[Dataset records]
BEGIN

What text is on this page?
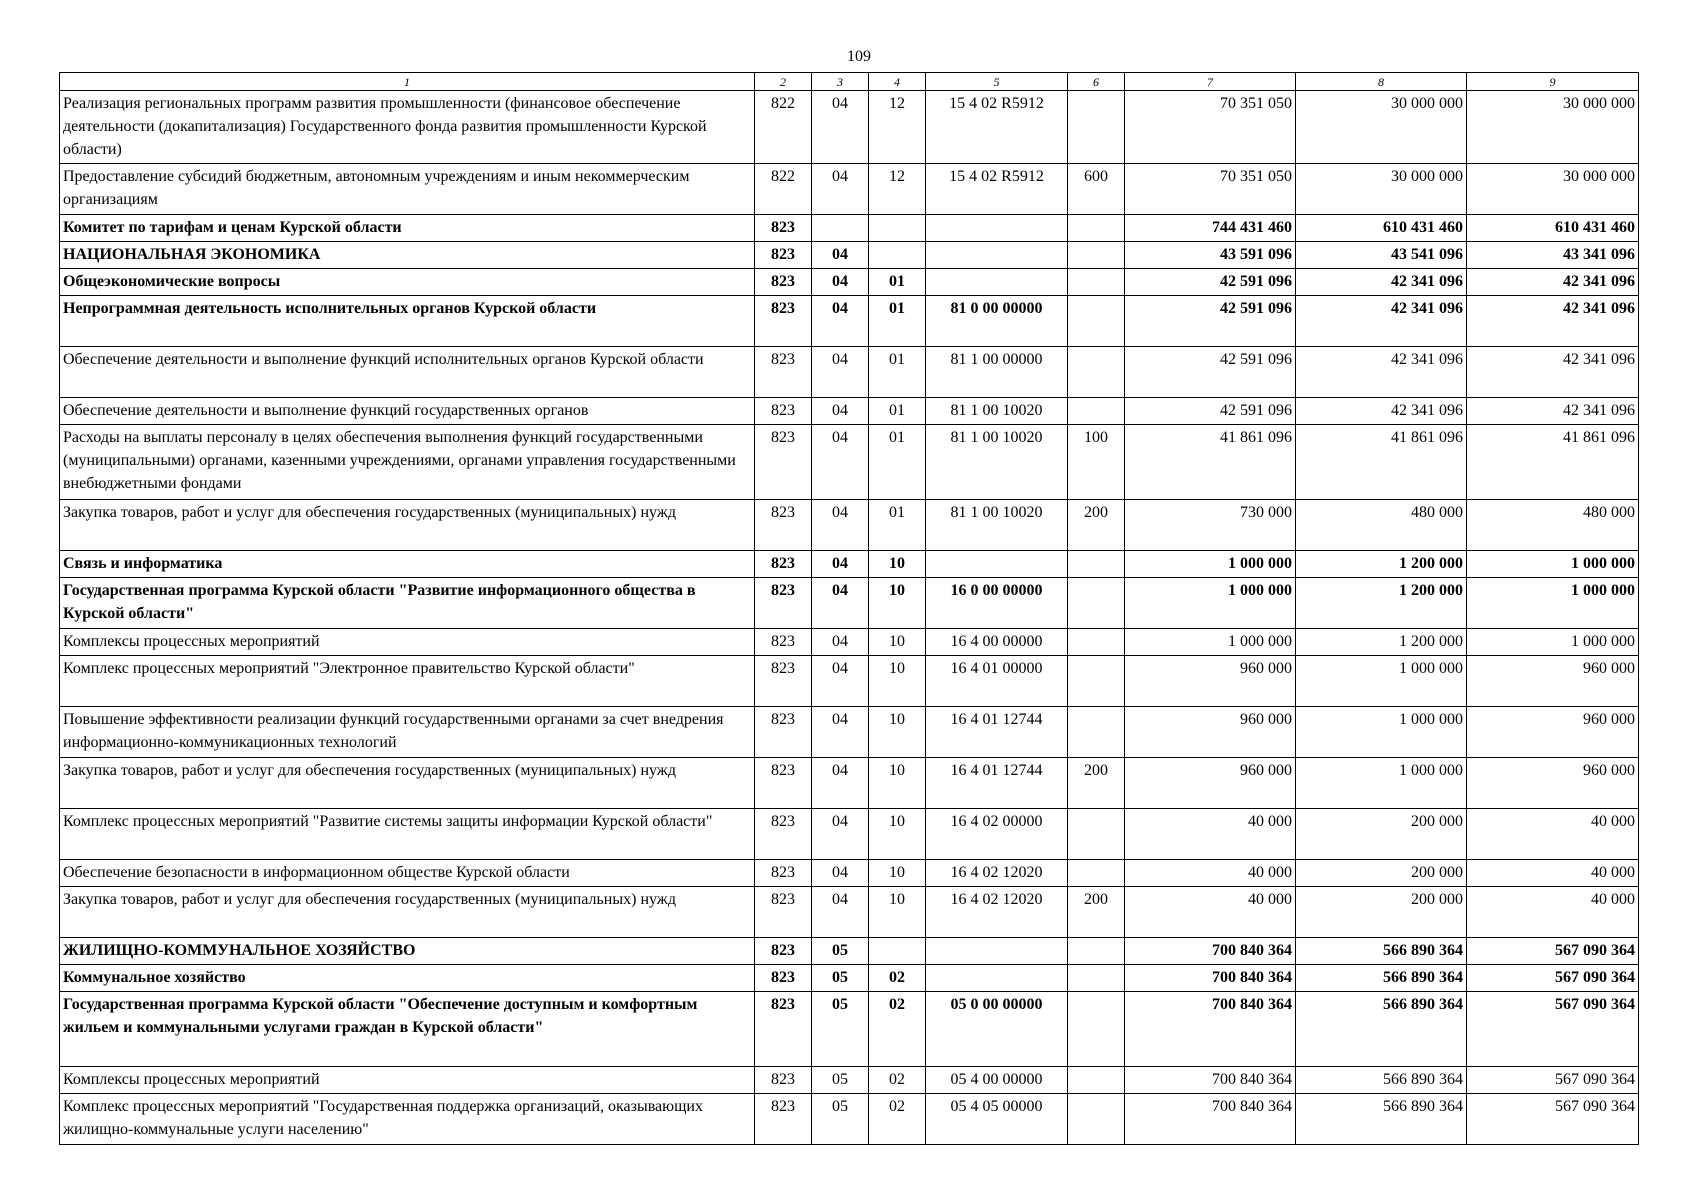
109
1	2	3	4	5	6	7	8	9
Реализация региональных программ развития промышленности (финансовое обеспечение деятельности (докапитализация) Государственного фонда развития промышленности Курской области)	822	04	12	15 4 02 R5912		70 351 050	30 000 000	30 000 000
Предоставление субсидий бюджетным, автономным учреждениям и иным некоммерческим организациям	822	04	12	15 4 02 R5912	600	70 351 050	30 000 000	30 000 000
Комитет по тарифам и ценам Курской области	823					744 431 460	610 431 460	610 431 460
НАЦИОНАЛЬНАЯ ЭКОНОМИКА	823	04				43 591 096	43 541 096	43 341 096
Общеэкономические вопросы	823	04	01			42 591 096	42 341 096	42 341 096
Непрограммная деятельность исполнительных органов Курской области	823	04	01	81 0 00 00000		42 591 096	42 341 096	42 341 096
Обеспечение деятельности и выполнение функций исполнительных органов Курской области	823	04	01	81 1 00 00000		42 591 096	42 341 096	42 341 096
Обеспечение деятельности и выполнение функций государственных органов	823	04	01	81 1 00 10020		42 591 096	42 341 096	42 341 096
Расходы на выплаты персоналу в целях обеспечения выполнения функций государственными (муниципальными) органами, казенными учреждениями, органами управления государственными внебюджетными фондами	823	04	01	81 1 00 10020	100	41 861 096	41 861 096	41 861 096
Закупка товаров, работ и услуг для обеспечения государственных (муниципальных) нужд	823	04	01	81 1 00 10020	200	730 000	480 000	480 000
Связь и информатика	823	04	10			1 000 000	1 200 000	1 000 000
Государственная программа Курской области "Развитие информационного общества в Курской области"	823	04	10	16 0 00 00000		1 000 000	1 200 000	1 000 000
Комплексы процессных мероприятий	823	04	10	16 4 00 00000		1 000 000	1 200 000	1 000 000
Комплекс процессных мероприятий "Электронное правительство Курской области"	823	04	10	16 4 01 00000		960 000	1 000 000	960 000
Повышение эффективности реализации функций государственными органами за счет внедрения информационно-коммуникационных технологий	823	04	10	16 4 01 12744		960 000	1 000 000	960 000
Закупка товаров, работ и услуг для обеспечения государственных (муниципальных) нужд	823	04	10	16 4 01 12744	200	960 000	1 000 000	960 000
Комплекс процессных мероприятий "Развитие системы защиты информации Курской области"	823	04	10	16 4 02 00000		40 000	200 000	40 000
Обеспечение безопасности в информационном обществе Курской области	823	04	10	16 4 02 12020		40 000	200 000	40 000
Закупка товаров, работ и услуг для обеспечения государственных (муниципальных) нужд	823	04	10	16 4 02 12020	200	40 000	200 000	40 000
ЖИЛИЩНО-КОММУНАЛЬНОЕ ХОЗЯЙСТВО	823	05				700 840 364	566 890 364	567 090 364
Коммунальное хозяйство	823	05	02			700 840 364	566 890 364	567 090 364
Государственная программа Курской области "Обеспечение доступным и комфортным жильем и коммунальными услугами граждан в Курской области"	823	05	02	05 0 00 00000		700 840 364	566 890 364	567 090 364
Комплексы процессных мероприятий	823	05	02	05 4 00 00000		700 840 364	566 890 364	567 090 364
Комплекс процессных мероприятий "Государственная поддержка организаций, оказывающих жилищно-коммунальные услуги населению"	823	05	02	05 4 05 00000		700 840 364	566 890 364	567 090 364
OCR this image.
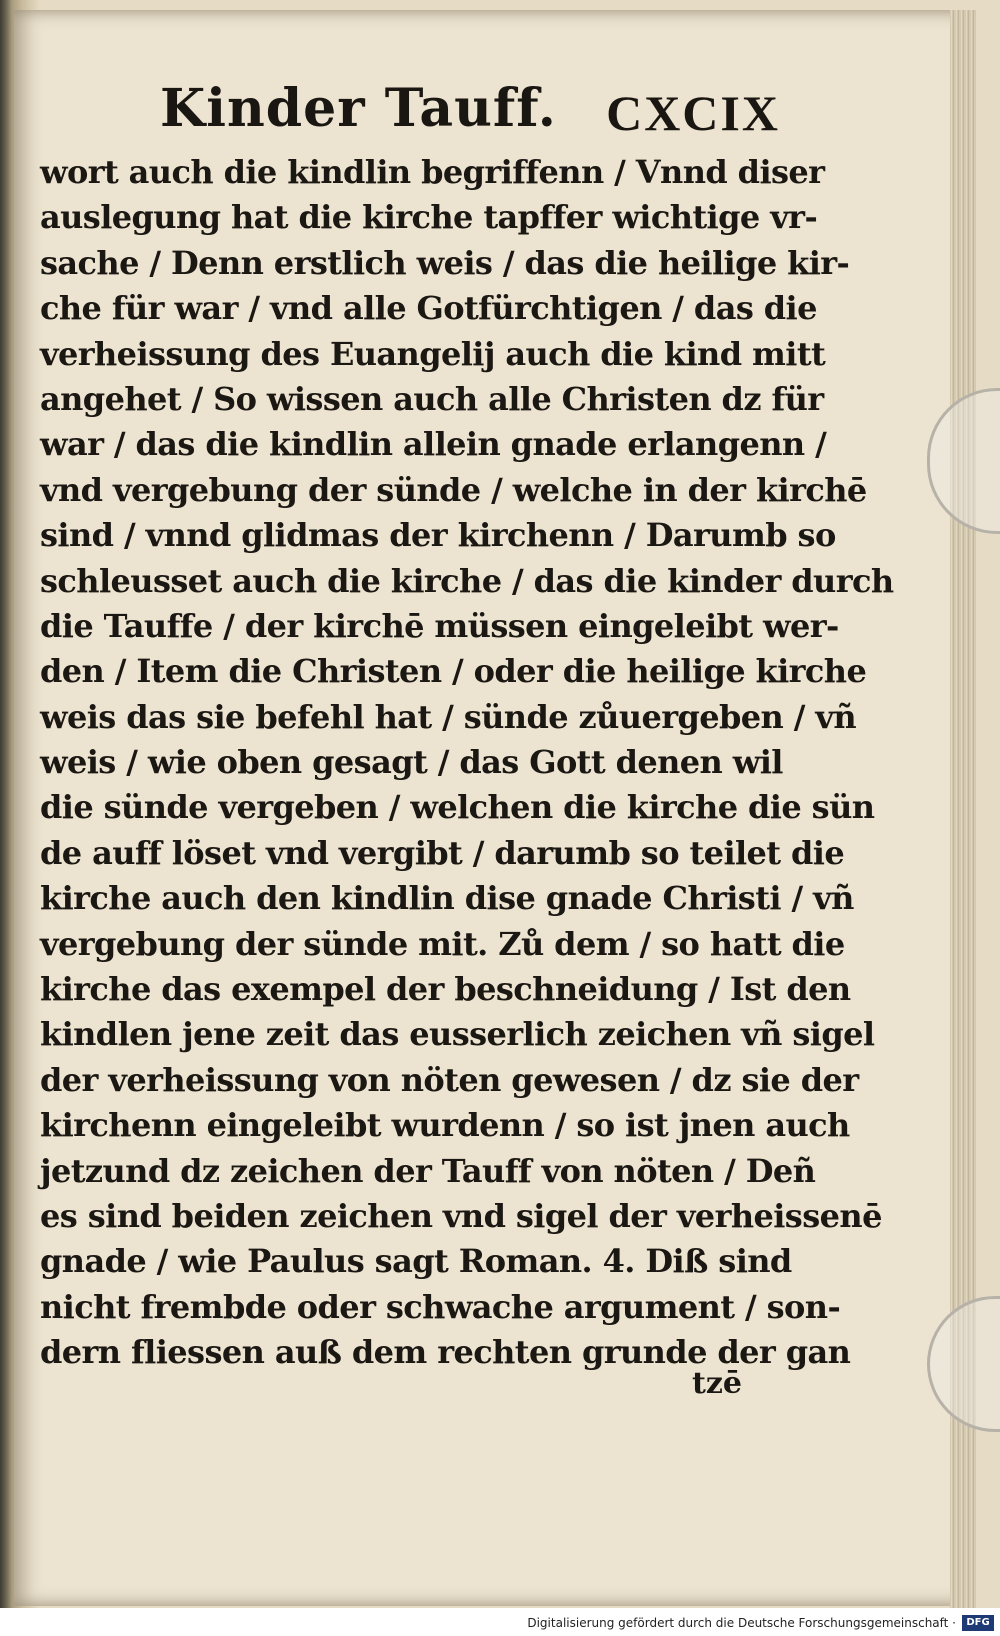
Kinder Tauff. CXCIX
wort auch die kindlin begriffenn / Vnnd diser
auslegung hat die kirche tapffer wichtige vr-
sache / Denn erstlich weis / das die heilige kir-
che für war / vnd alle Gotfürchtigen / das die
verheissung des Euangelij auch die kind mitt
angehet / So wissen auch alle Christen dz für
war / das die kindlin allein gnade erlangenn /
vnd vergebung der sünde / welche in der kirchē
sind / vnnd glidmas der kirchenn / Darumb so
schleusset auch die kirche / das die kinder durch
die Tauffe / der kirchē müssen eingeleibt wer-
den / Item die Christen / oder die heilige kirche
weis das sie befehl hat / sünde zůuergeben / vñ
weis / wie oben gesagt / das Gott denen wil
die sünde vergeben / welchen die kirche die sün
de auff löset vnd vergibt / darumb so teilet die
kirche auch den kindlin dise gnade Christi / vñ
vergebung der sünde mit. Zů dem / so hatt die
kirche das exempel der beschneidung / Ist den
kindlen jene zeit das eusserlich zeichen vñ sigel
der verheissung von nöten gewesen / dz sie der
kirchenn eingeleibt wurdenn / so ist jnen auch
jetzund dz zeichen der Tauff von nöten / Deñ
es sind beiden zeichen vnd sigel der verheissenē
gnade / wie Paulus sagt Roman. 4. Diß sind
nicht frembde oder schwache argument / son-
dern fliessen auß dem rechten grunde der gan
tzē
Digitalisierung gefördert durch die Deutsche Forschungsgemeinschaft ·	DFG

END

■ DIRECTION: Take each line containing the string "zeichen" and copy it out.

■ EXERCISE SOLUTION:
kindlen jene zeit das eusserlich zeichen vñ sigel
jetzund dz zeichen der Tauff von nöten / Deñ
es sind beiden zeichen vnd sigel der verheissenē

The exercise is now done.